◆ SET PROBLEM:
Output the material below unchanged, apart from leaving out the pictures.

Figure dataset records
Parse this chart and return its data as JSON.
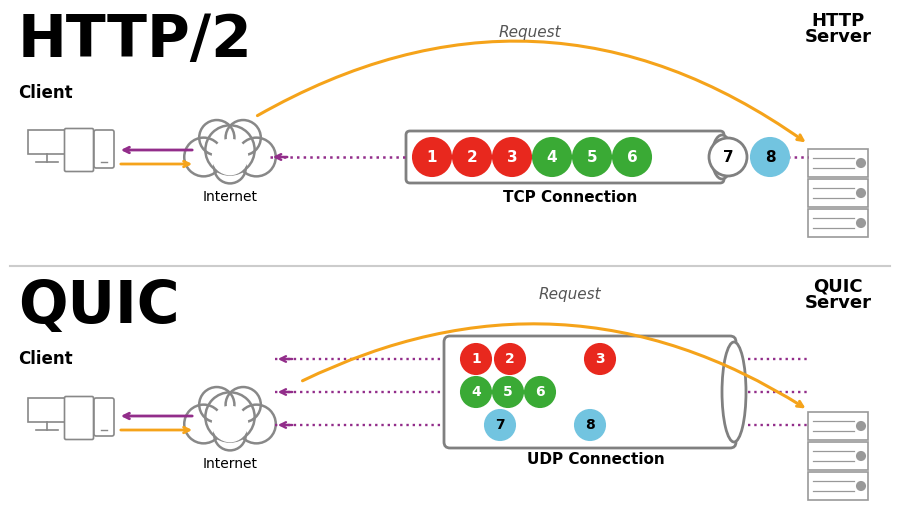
{
  "bg_color": "#ffffff",
  "top_title": "HTTP/2",
  "top_client_label": "Client",
  "top_server_label": "HTTP\nServer",
  "top_connection_label": "TCP Connection",
  "top_request_label": "Request",
  "bottom_title": "QUIC",
  "bottom_client_label": "Client",
  "bottom_server_label": "QUIC\nServer",
  "bottom_connection_label": "UDP Connection",
  "bottom_request_label": "Request",
  "internet_label": "Internet",
  "red_color": "#e8281e",
  "green_color": "#3aaa35",
  "blue_color": "#72c4e0",
  "purple_color": "#922d8a",
  "orange_color": "#f5a31a",
  "gray_color": "#808080",
  "light_gray": "#aaaaaa",
  "dark_color": "#333333",
  "divider_color": "#cccccc"
}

◆ ANSWER TO THIS TASK:
Parse this chart and return its data as JSON.
{
  "bg_color": "#ffffff",
  "top_title": "HTTP/2",
  "top_client_label": "Client",
  "top_server_label": "HTTP\nServer",
  "top_connection_label": "TCP Connection",
  "top_request_label": "Request",
  "bottom_title": "QUIC",
  "bottom_client_label": "Client",
  "bottom_server_label": "QUIC\nServer",
  "bottom_connection_label": "UDP Connection",
  "bottom_request_label": "Request",
  "internet_label": "Internet",
  "red_color": "#e8281e",
  "green_color": "#3aaa35",
  "blue_color": "#72c4e0",
  "purple_color": "#922d8a",
  "orange_color": "#f5a31a",
  "gray_color": "#808080",
  "light_gray": "#aaaaaa",
  "dark_color": "#333333",
  "divider_color": "#cccccc"
}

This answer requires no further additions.